§ TO DO:
In your copy, leave out the pictures and repeat the entries below exactly.
--- start STORED DATA ---
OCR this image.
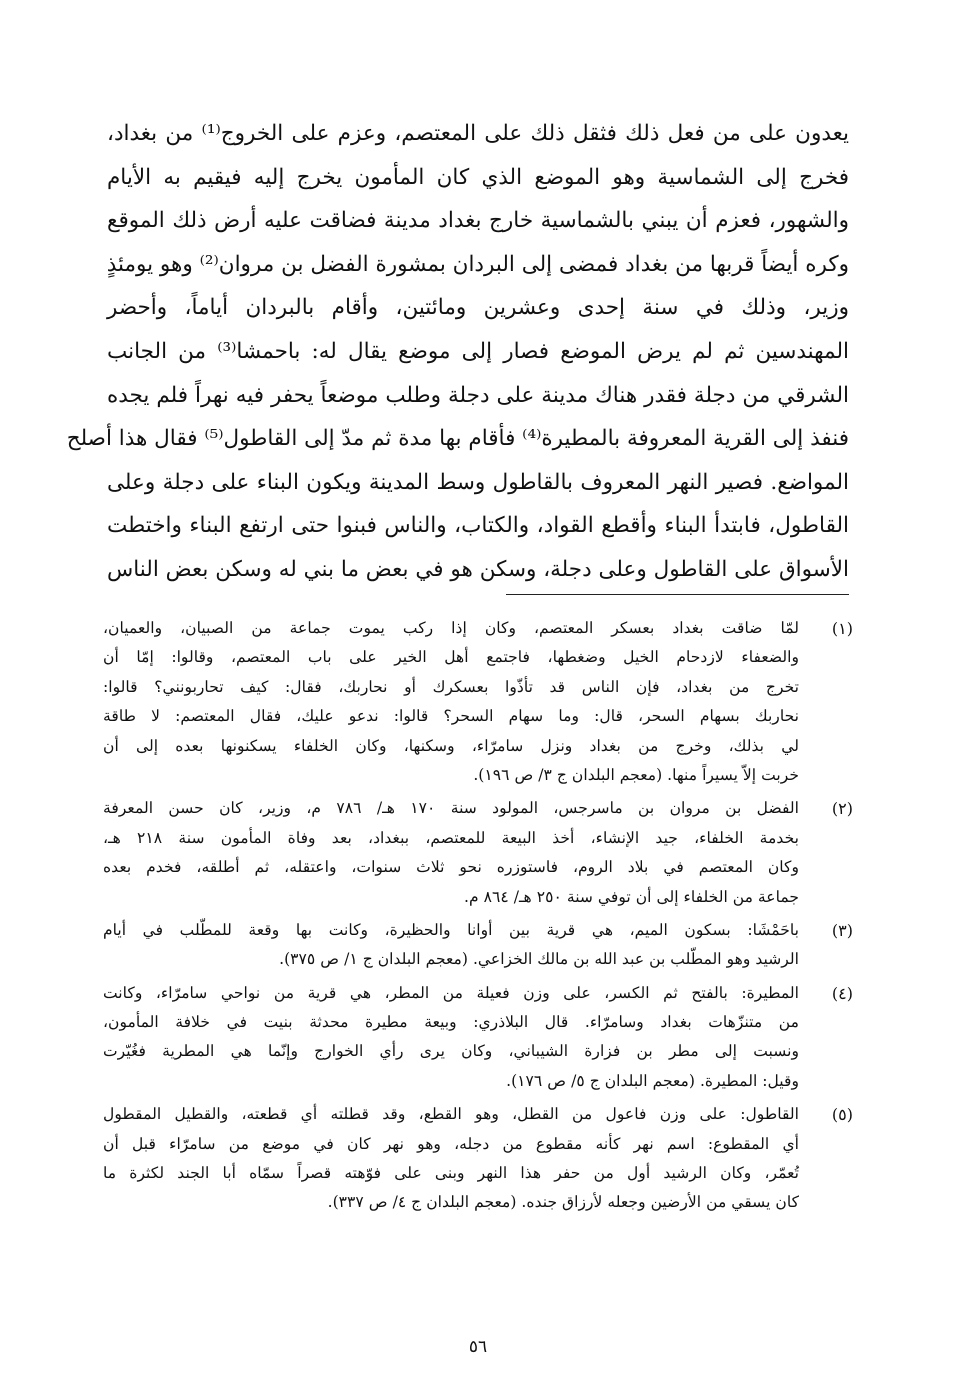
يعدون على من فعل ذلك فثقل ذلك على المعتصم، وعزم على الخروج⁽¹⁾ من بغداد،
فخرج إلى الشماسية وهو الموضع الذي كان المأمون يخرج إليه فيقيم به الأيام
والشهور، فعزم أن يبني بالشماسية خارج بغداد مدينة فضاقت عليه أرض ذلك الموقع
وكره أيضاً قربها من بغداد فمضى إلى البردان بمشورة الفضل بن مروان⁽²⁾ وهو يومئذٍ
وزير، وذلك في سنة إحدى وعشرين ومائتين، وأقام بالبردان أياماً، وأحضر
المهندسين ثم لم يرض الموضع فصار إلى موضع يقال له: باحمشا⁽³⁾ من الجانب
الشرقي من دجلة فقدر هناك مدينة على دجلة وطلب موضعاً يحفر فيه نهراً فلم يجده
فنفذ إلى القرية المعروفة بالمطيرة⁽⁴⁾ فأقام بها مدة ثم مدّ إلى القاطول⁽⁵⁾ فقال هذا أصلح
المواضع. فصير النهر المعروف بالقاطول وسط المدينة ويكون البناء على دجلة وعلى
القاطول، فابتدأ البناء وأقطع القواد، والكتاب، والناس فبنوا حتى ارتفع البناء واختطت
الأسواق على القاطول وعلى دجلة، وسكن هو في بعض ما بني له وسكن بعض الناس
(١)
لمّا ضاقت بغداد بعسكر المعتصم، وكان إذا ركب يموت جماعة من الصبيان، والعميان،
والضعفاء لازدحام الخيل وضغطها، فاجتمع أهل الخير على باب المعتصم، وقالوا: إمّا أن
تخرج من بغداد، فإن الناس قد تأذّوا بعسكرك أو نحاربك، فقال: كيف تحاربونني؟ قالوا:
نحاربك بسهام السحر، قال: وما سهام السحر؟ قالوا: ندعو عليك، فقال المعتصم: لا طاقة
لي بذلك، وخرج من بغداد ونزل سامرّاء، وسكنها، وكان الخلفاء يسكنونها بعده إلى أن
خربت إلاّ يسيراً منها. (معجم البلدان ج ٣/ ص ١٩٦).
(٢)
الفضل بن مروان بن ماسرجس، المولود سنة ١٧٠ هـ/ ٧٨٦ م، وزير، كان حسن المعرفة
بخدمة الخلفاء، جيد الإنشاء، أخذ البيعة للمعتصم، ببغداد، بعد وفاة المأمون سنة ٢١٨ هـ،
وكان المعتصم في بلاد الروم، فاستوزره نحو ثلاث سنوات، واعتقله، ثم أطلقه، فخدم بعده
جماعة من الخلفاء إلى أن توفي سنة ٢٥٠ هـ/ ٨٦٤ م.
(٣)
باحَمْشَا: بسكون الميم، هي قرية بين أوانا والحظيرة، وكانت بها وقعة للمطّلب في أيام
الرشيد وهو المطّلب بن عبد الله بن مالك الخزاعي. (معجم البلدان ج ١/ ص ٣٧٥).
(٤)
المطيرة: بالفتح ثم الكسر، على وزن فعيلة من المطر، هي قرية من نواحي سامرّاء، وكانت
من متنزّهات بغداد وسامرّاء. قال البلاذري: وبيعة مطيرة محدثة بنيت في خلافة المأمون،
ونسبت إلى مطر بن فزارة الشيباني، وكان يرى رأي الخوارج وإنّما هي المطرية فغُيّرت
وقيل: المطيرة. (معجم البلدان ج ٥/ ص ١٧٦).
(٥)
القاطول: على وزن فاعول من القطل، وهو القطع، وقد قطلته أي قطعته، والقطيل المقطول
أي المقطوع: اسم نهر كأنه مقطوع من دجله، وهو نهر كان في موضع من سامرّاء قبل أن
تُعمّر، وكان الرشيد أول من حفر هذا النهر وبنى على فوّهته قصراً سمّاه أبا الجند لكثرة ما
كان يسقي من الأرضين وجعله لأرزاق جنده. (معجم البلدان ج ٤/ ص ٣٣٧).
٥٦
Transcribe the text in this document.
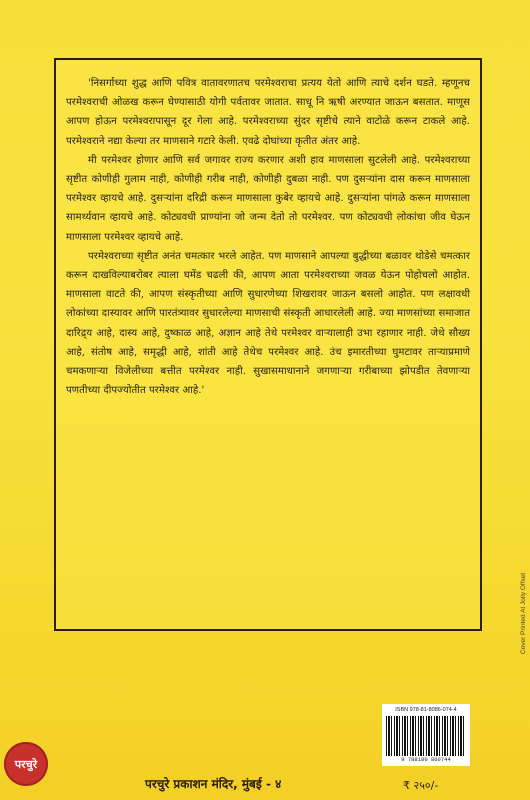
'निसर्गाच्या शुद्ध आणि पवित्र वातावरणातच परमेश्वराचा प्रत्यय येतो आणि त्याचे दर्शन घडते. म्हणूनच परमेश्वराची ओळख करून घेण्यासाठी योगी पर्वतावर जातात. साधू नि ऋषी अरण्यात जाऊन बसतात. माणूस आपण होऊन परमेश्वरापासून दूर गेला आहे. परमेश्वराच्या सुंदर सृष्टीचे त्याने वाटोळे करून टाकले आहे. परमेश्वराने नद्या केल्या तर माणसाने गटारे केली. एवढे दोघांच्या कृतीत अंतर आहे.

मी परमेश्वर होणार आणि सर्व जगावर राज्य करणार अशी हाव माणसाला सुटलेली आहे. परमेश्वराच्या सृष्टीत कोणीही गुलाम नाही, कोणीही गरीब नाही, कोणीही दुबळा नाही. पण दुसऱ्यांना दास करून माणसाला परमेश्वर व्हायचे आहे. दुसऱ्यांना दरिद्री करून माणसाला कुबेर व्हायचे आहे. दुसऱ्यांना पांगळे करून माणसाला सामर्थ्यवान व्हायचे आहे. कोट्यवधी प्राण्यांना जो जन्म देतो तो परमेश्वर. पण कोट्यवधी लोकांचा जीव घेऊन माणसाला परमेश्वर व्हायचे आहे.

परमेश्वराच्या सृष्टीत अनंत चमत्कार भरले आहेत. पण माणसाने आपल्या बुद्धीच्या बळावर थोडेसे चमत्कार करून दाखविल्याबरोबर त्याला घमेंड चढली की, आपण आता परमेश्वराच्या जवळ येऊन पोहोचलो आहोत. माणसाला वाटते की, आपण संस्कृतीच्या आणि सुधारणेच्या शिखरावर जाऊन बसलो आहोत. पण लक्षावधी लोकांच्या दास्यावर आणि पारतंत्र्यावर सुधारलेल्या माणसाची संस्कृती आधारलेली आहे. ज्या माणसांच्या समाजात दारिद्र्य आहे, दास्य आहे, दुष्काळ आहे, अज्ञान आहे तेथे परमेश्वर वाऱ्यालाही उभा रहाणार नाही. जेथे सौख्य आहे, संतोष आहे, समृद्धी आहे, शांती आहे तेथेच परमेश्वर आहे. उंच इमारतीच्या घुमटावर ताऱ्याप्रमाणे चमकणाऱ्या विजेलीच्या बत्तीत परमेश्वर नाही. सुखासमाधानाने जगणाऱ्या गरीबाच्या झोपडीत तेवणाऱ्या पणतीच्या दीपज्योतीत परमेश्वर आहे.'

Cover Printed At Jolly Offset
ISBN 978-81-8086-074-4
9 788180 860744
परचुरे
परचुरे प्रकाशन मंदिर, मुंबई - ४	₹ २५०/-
--- end STORED DATA ---
§ CORRECT RESPONSE:
OCR this image.
يعدون على من فعل ذلك فثقل ذلك على المعتصم، وعزم على الخروج⁽¹⁾ من بغداد،
فخرج إلى الشماسية وهو الموضع الذي كان المأمون يخرج إليه فيقيم به الأيام
والشهور، فعزم أن يبني بالشماسية خارج بغداد مدينة فضاقت عليه أرض ذلك الموقع
وكره أيضاً قربها من بغداد فمضى إلى البردان بمشورة الفضل بن مروان⁽²⁾ وهو يومئذٍ
وزير، وذلك في سنة إحدى وعشرين ومائتين، وأقام بالبردان أياماً، وأحضر
المهندسين ثم لم يرض الموضع فصار إلى موضع يقال له: باحمشا⁽³⁾ من الجانب
الشرقي من دجلة فقدر هناك مدينة على دجلة وطلب موضعاً يحفر فيه نهراً فلم يجده
فنفذ إلى القرية المعروفة بالمطيرة⁽⁴⁾ فأقام بها مدة ثم مدّ إلى القاطول⁽⁵⁾ فقال هذا أصلح
المواضع. فصير النهر المعروف بالقاطول وسط المدينة ويكون البناء على دجلة وعلى
القاطول، فابتدأ البناء وأقطع القواد، والكتاب، والناس فبنوا حتى ارتفع البناء واختطت
الأسواق على القاطول وعلى دجلة، وسكن هو في بعض ما بني له وسكن بعض الناس
(١)
لمّا ضاقت بغداد بعسكر المعتصم، وكان إذا ركب يموت جماعة من الصبيان، والعميان،
والضعفاء لازدحام الخيل وضغطها، فاجتمع أهل الخير على باب المعتصم، وقالوا: إمّا أن
تخرج من بغداد، فإن الناس قد تأذّوا بعسكرك أو نحاربك، فقال: كيف تحاربونني؟ قالوا:
نحاربك بسهام السحر، قال: وما سهام السحر؟ قالوا: ندعو عليك، فقال المعتصم: لا طاقة
لي بذلك، وخرج من بغداد ونزل سامرّاء، وسكنها، وكان الخلفاء يسكنونها بعده إلى أن
خربت إلاّ يسيراً منها. (معجم البلدان ج ٣/ ص ١٩٦).
(٢)
الفضل بن مروان بن ماسرجس، المولود سنة ١٧٠ هـ/ ٧٨٦ م، وزير، كان حسن المعرفة
بخدمة الخلفاء، جيد الإنشاء، أخذ البيعة للمعتصم، ببغداد، بعد وفاة المأمون سنة ٢١٨ هـ،
وكان المعتصم في بلاد الروم، فاستوزره نحو ثلاث سنوات، واعتقله، ثم أطلقه، فخدم بعده
جماعة من الخلفاء إلى أن توفي سنة ٢٥٠ هـ/ ٨٦٤ م.
(٣)
باحَمْشَا: بسكون الميم، هي قرية بين أوانا والحظيرة، وكانت بها وقعة للمطّلب في أيام
الرشيد وهو المطّلب بن عبد الله بن مالك الخزاعي. (معجم البلدان ج ١/ ص ٣٧٥).
(٤)
المطيرة: بالفتح ثم الكسر، على وزن فعيلة من المطر، هي قرية من نواحي سامرّاء، وكانت
من متنزّهات بغداد وسامرّاء. قال البلاذري: وبيعة مطيرة محدثة بنيت في خلافة المأمون،
ونسبت إلى مطر بن فزارة الشيباني، وكان يرى رأي الخوارج وإنّما هي المطرية فغُيّرت
وقيل: المطيرة. (معجم البلدان ج ٥/ ص ١٧٦).
(٥)
القاطول: على وزن فاعول من القطل، وهو القطع، وقد قطلته أي قطعته، والقطيل المقطول
أي المقطوع: اسم نهر كأنه مقطوع من دجله، وهو نهر كان في موضع من سامرّاء قبل أن
تُعمّر، وكان الرشيد أول من حفر هذا النهر وبنى على فوّهته قصراً سمّاه أبا الجند لكثرة ما
كان يسقي من الأرضين وجعله لأرزاق جنده. (معجم البلدان ج ٤/ ص ٣٣٧).
٥٦
Transcribe the text in this document.
'निसर्गाच्या शुद्ध आणि पवित्र वातावरणातच परमेश्वराचा प्रत्यय येतो आणि त्याचे दर्शन घडते. म्हणूनच परमेश्वराची ओळख करून घेण्यासाठी योगी पर्वतावर जातात. साधू नि ऋषी अरण्यात जाऊन बसतात. माणूस आपण होऊन परमेश्वरापासून दूर गेला आहे. परमेश्वराच्या सुंदर सृष्टीचे त्याने वाटोळे करून टाकले आहे. परमेश्वराने नद्या केल्या तर माणसाने गटारे केली. एवढे दोघांच्या कृतीत अंतर आहे.

मी परमेश्वर होणार आणि सर्व जगावर राज्य करणार अशी हाव माणसाला सुटलेली आहे. परमेश्वराच्या सृष्टीत कोणीही गुलाम नाही, कोणीही गरीब नाही, कोणीही दुबळा नाही. पण दुसऱ्यांना दास करून माणसाला परमेश्वर व्हायचे आहे. दुसऱ्यांना दरिद्री करून माणसाला कुबेर व्हायचे आहे. दुसऱ्यांना पांगळे करून माणसाला सामर्थ्यवान व्हायचे आहे. कोट्यवधी प्राण्यांना जो जन्म देतो तो परमेश्वर. पण कोट्यवधी लोकांचा जीव घेऊन माणसाला परमेश्वर व्हायचे आहे.

परमेश्वराच्या सृष्टीत अनंत चमत्कार भरले आहेत. पण माणसाने आपल्या बुद्धीच्या बळावर थोडेसे चमत्कार करून दाखविल्याबरोबर त्याला घमेंड चढली की, आपण आता परमेश्वराच्या जवळ येऊन पोहोचलो आहोत. माणसाला वाटते की, आपण संस्कृतीच्या आणि सुधारणेच्या शिखरावर जाऊन बसलो आहोत. पण लक्षावधी लोकांच्या दास्यावर आणि पारतंत्र्यावर सुधारलेल्या माणसाची संस्कृती आधारलेली आहे. ज्या माणसांच्या समाजात दारिद्र्य आहे, दास्य आहे, दुष्काळ आहे, अज्ञान आहे तेथे परमेश्वर वाऱ्यालाही उभा रहाणार नाही. जेथे सौख्य आहे, संतोष आहे, समृद्धी आहे, शांती आहे तेथेच परमेश्वर आहे. उंच इमारतीच्या घुमटावर ताऱ्याप्रमाणे चमकणाऱ्या विजेलीच्या बत्तीत परमेश्वर नाही. सुखासमाधानाने जगणाऱ्या गरीबाच्या झोपडीत तेवणाऱ्या पणतीच्या दीपज्योतीत परमेश्वर आहे.'

Cover Printed At Jolly Offset
ISBN 978-81-8086-074-4
9 788180 860744
परचुरे
परचुरे प्रकाशन मंदिर, मुंबई - ४	₹ २५०/-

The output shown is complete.